TASK TO COMPLETE: Every line of the material is to be quoted verbatim, minus the pictures.

DATASET EXCERPTS:
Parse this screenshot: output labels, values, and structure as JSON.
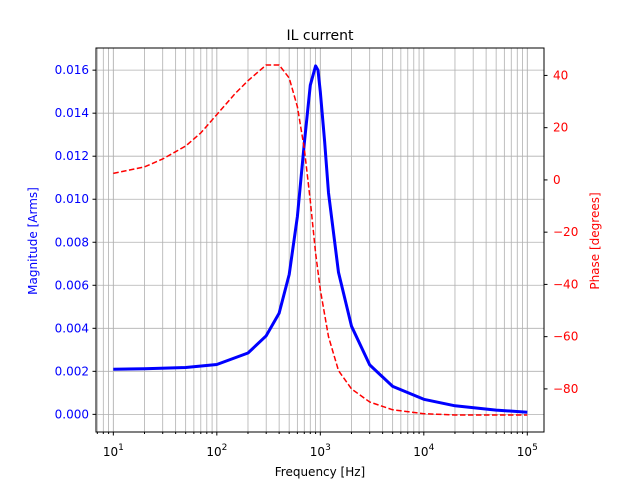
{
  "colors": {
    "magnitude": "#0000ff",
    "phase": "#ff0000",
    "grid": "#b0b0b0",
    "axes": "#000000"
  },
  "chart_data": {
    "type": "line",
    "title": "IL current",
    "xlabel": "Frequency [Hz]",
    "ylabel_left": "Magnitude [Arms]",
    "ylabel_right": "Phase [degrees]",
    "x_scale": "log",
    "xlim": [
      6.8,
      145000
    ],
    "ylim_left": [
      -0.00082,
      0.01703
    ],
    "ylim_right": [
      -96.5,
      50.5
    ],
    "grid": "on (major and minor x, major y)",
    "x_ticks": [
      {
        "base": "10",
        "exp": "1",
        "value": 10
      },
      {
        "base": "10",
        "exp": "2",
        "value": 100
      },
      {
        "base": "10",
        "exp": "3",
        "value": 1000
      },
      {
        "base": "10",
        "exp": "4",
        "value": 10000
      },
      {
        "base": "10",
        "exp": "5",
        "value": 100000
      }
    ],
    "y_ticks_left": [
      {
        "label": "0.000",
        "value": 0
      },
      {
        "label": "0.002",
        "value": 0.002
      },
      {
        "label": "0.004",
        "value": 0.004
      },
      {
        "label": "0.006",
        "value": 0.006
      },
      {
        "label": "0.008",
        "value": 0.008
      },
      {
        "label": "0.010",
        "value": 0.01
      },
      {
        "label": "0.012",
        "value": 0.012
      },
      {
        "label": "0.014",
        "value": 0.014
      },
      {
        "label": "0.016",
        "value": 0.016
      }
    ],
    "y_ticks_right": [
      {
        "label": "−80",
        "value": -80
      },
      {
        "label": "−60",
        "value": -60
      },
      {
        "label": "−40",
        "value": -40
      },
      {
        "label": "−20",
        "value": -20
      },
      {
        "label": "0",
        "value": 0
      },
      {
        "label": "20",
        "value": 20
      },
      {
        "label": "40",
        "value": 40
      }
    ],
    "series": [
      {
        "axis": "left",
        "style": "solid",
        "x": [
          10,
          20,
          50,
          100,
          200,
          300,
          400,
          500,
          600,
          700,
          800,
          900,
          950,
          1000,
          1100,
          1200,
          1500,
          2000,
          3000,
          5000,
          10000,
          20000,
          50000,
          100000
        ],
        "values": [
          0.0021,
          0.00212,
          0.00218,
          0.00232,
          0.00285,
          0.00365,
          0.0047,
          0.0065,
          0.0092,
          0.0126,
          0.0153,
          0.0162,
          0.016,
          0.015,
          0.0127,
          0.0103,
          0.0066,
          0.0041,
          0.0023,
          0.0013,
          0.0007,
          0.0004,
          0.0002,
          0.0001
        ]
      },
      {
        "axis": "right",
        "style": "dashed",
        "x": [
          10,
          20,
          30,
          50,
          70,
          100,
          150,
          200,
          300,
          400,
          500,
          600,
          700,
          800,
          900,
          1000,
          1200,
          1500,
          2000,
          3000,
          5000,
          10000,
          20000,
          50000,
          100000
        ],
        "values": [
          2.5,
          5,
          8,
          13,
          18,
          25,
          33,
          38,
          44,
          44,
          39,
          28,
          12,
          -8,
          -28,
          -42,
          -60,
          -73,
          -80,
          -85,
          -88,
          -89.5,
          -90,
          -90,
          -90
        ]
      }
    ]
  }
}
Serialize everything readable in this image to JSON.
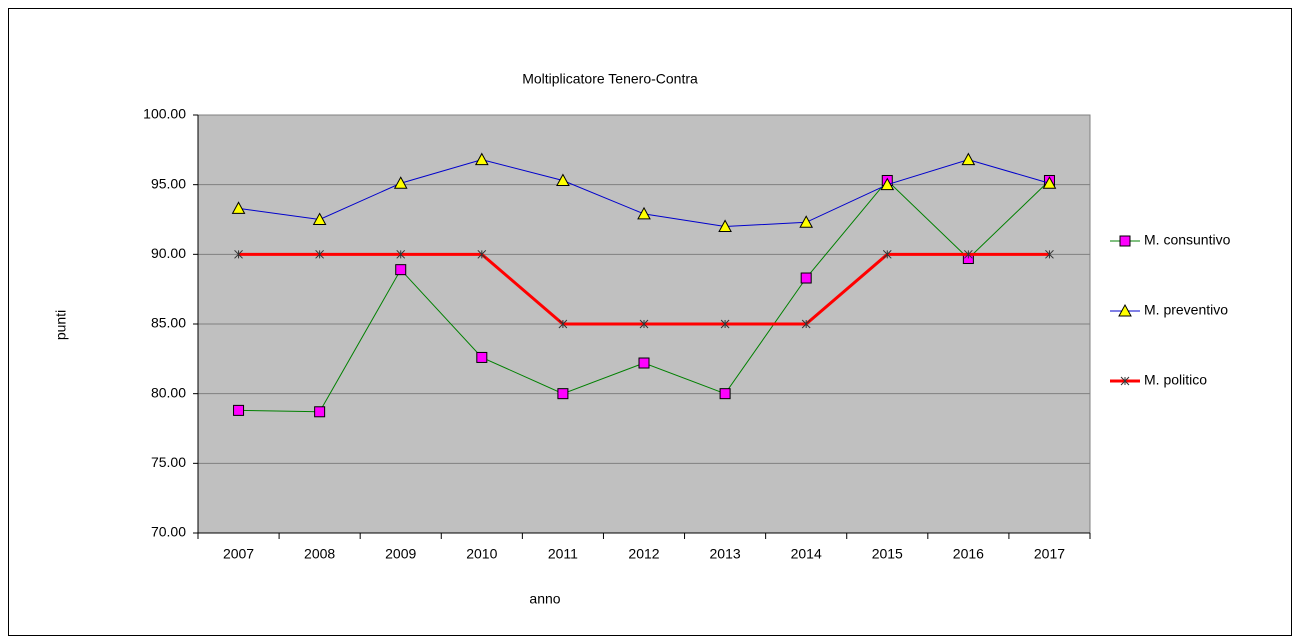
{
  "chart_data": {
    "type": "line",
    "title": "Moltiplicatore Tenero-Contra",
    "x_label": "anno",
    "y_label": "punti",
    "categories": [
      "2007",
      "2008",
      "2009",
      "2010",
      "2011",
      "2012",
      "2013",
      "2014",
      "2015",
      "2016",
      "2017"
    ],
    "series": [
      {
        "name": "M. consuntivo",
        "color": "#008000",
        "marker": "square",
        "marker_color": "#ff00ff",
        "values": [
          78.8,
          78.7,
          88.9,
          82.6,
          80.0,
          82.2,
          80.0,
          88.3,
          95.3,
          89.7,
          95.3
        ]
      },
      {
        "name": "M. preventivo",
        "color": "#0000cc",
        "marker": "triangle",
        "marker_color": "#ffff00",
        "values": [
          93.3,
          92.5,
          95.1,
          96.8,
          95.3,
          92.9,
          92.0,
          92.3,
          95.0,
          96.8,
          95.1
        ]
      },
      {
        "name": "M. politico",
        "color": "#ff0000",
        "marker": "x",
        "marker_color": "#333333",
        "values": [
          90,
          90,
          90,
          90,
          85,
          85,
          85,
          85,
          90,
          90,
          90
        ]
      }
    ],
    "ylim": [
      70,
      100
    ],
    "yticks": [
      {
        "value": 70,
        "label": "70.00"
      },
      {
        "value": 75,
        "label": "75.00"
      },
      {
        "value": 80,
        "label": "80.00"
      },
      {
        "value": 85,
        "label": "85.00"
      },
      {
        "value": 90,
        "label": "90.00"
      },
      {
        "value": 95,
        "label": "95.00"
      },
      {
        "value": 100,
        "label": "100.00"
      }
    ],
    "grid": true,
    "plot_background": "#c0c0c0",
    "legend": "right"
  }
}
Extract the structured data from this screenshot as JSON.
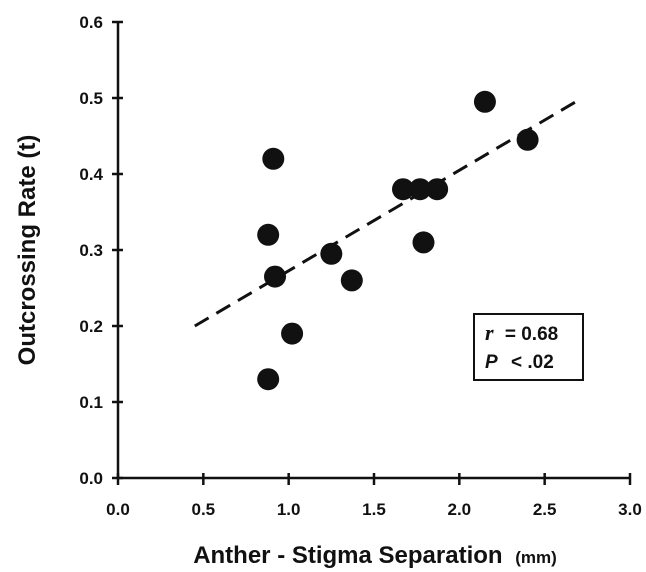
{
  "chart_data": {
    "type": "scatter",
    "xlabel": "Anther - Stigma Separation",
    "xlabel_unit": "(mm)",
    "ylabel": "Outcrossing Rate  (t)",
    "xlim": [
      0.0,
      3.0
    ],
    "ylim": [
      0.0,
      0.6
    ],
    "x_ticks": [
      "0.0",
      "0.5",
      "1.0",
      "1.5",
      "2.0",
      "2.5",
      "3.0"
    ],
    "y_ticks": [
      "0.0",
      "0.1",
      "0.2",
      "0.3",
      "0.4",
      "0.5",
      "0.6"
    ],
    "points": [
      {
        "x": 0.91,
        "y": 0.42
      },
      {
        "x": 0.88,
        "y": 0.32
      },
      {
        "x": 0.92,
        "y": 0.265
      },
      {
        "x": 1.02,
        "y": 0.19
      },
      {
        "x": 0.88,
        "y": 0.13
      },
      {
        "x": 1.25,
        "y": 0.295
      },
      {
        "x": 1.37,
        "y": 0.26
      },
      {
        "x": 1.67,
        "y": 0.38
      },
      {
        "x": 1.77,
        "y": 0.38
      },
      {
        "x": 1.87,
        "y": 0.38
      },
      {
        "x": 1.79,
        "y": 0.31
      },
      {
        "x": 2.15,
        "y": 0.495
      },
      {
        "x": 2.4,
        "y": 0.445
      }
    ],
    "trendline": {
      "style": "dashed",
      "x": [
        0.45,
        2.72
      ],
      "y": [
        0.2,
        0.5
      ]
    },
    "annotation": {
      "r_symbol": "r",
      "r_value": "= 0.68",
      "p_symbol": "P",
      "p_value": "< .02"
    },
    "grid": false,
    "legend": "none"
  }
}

FULL SOLUTION:
Parse this screenshot: output labels, values, and structure as JSON.
{
  "colors": {
    "magnitude": "#0000ff",
    "phase": "#ff0000",
    "grid": "#b0b0b0",
    "axes": "#000000"
  },
  "chart_data": {
    "type": "line",
    "title": "IL current",
    "xlabel": "Frequency [Hz]",
    "ylabel_left": "Magnitude [Arms]",
    "ylabel_right": "Phase [degrees]",
    "x_scale": "log",
    "xlim": [
      6.8,
      145000
    ],
    "ylim_left": [
      -0.00082,
      0.01703
    ],
    "ylim_right": [
      -96.5,
      50.5
    ],
    "grid": "on (major and minor x, major y)",
    "x_ticks": [
      {
        "base": "10",
        "exp": "1",
        "value": 10
      },
      {
        "base": "10",
        "exp": "2",
        "value": 100
      },
      {
        "base": "10",
        "exp": "3",
        "value": 1000
      },
      {
        "base": "10",
        "exp": "4",
        "value": 10000
      },
      {
        "base": "10",
        "exp": "5",
        "value": 100000
      }
    ],
    "y_ticks_left": [
      {
        "label": "0.000",
        "value": 0
      },
      {
        "label": "0.002",
        "value": 0.002
      },
      {
        "label": "0.004",
        "value": 0.004
      },
      {
        "label": "0.006",
        "value": 0.006
      },
      {
        "label": "0.008",
        "value": 0.008
      },
      {
        "label": "0.010",
        "value": 0.01
      },
      {
        "label": "0.012",
        "value": 0.012
      },
      {
        "label": "0.014",
        "value": 0.014
      },
      {
        "label": "0.016",
        "value": 0.016
      }
    ],
    "y_ticks_right": [
      {
        "label": "−80",
        "value": -80
      },
      {
        "label": "−60",
        "value": -60
      },
      {
        "label": "−40",
        "value": -40
      },
      {
        "label": "−20",
        "value": -20
      },
      {
        "label": "0",
        "value": 0
      },
      {
        "label": "20",
        "value": 20
      },
      {
        "label": "40",
        "value": 40
      }
    ],
    "series": [
      {
        "axis": "left",
        "style": "solid",
        "x": [
          10,
          20,
          50,
          100,
          200,
          300,
          400,
          500,
          600,
          700,
          800,
          900,
          950,
          1000,
          1100,
          1200,
          1500,
          2000,
          3000,
          5000,
          10000,
          20000,
          50000,
          100000
        ],
        "values": [
          0.0021,
          0.00212,
          0.00218,
          0.00232,
          0.00285,
          0.00365,
          0.0047,
          0.0065,
          0.0092,
          0.0126,
          0.0153,
          0.0162,
          0.016,
          0.015,
          0.0127,
          0.0103,
          0.0066,
          0.0041,
          0.0023,
          0.0013,
          0.0007,
          0.0004,
          0.0002,
          0.0001
        ]
      },
      {
        "axis": "right",
        "style": "dashed",
        "x": [
          10,
          20,
          30,
          50,
          70,
          100,
          150,
          200,
          300,
          400,
          500,
          600,
          700,
          800,
          900,
          1000,
          1200,
          1500,
          2000,
          3000,
          5000,
          10000,
          20000,
          50000,
          100000
        ],
        "values": [
          2.5,
          5,
          8,
          13,
          18,
          25,
          33,
          38,
          44,
          44,
          39,
          28,
          12,
          -8,
          -28,
          -42,
          -60,
          -73,
          -80,
          -85,
          -88,
          -89.5,
          -90,
          -90,
          -90
        ]
      }
    ]
  }
}
Serialize everything readable in this image to JSON.
{
  "chart_data": {
    "type": "line",
    "title": "Moltiplicatore Tenero-Contra",
    "x_label": "anno",
    "y_label": "punti",
    "categories": [
      "2007",
      "2008",
      "2009",
      "2010",
      "2011",
      "2012",
      "2013",
      "2014",
      "2015",
      "2016",
      "2017"
    ],
    "series": [
      {
        "name": "M. consuntivo",
        "color": "#008000",
        "marker": "square",
        "marker_color": "#ff00ff",
        "values": [
          78.8,
          78.7,
          88.9,
          82.6,
          80.0,
          82.2,
          80.0,
          88.3,
          95.3,
          89.7,
          95.3
        ]
      },
      {
        "name": "M. preventivo",
        "color": "#0000cc",
        "marker": "triangle",
        "marker_color": "#ffff00",
        "values": [
          93.3,
          92.5,
          95.1,
          96.8,
          95.3,
          92.9,
          92.0,
          92.3,
          95.0,
          96.8,
          95.1
        ]
      },
      {
        "name": "M. politico",
        "color": "#ff0000",
        "marker": "x",
        "marker_color": "#333333",
        "values": [
          90,
          90,
          90,
          90,
          85,
          85,
          85,
          85,
          90,
          90,
          90
        ]
      }
    ],
    "ylim": [
      70,
      100
    ],
    "yticks": [
      {
        "value": 70,
        "label": "70.00"
      },
      {
        "value": 75,
        "label": "75.00"
      },
      {
        "value": 80,
        "label": "80.00"
      },
      {
        "value": 85,
        "label": "85.00"
      },
      {
        "value": 90,
        "label": "90.00"
      },
      {
        "value": 95,
        "label": "95.00"
      },
      {
        "value": 100,
        "label": "100.00"
      }
    ],
    "grid": true,
    "plot_background": "#c0c0c0",
    "legend": "right"
  }
}
Extract the structured data from this screenshot as JSON.
{
  "chart_data": {
    "type": "scatter",
    "xlabel": "Anther - Stigma Separation",
    "xlabel_unit": "(mm)",
    "ylabel": "Outcrossing Rate  (t)",
    "xlim": [
      0.0,
      3.0
    ],
    "ylim": [
      0.0,
      0.6
    ],
    "x_ticks": [
      "0.0",
      "0.5",
      "1.0",
      "1.5",
      "2.0",
      "2.5",
      "3.0"
    ],
    "y_ticks": [
      "0.0",
      "0.1",
      "0.2",
      "0.3",
      "0.4",
      "0.5",
      "0.6"
    ],
    "points": [
      {
        "x": 0.91,
        "y": 0.42
      },
      {
        "x": 0.88,
        "y": 0.32
      },
      {
        "x": 0.92,
        "y": 0.265
      },
      {
        "x": 1.02,
        "y": 0.19
      },
      {
        "x": 0.88,
        "y": 0.13
      },
      {
        "x": 1.25,
        "y": 0.295
      },
      {
        "x": 1.37,
        "y": 0.26
      },
      {
        "x": 1.67,
        "y": 0.38
      },
      {
        "x": 1.77,
        "y": 0.38
      },
      {
        "x": 1.87,
        "y": 0.38
      },
      {
        "x": 1.79,
        "y": 0.31
      },
      {
        "x": 2.15,
        "y": 0.495
      },
      {
        "x": 2.4,
        "y": 0.445
      }
    ],
    "trendline": {
      "style": "dashed",
      "x": [
        0.45,
        2.72
      ],
      "y": [
        0.2,
        0.5
      ]
    },
    "annotation": {
      "r_symbol": "r",
      "r_value": "= 0.68",
      "p_symbol": "P",
      "p_value": "< .02"
    },
    "grid": false,
    "legend": "none"
  }
}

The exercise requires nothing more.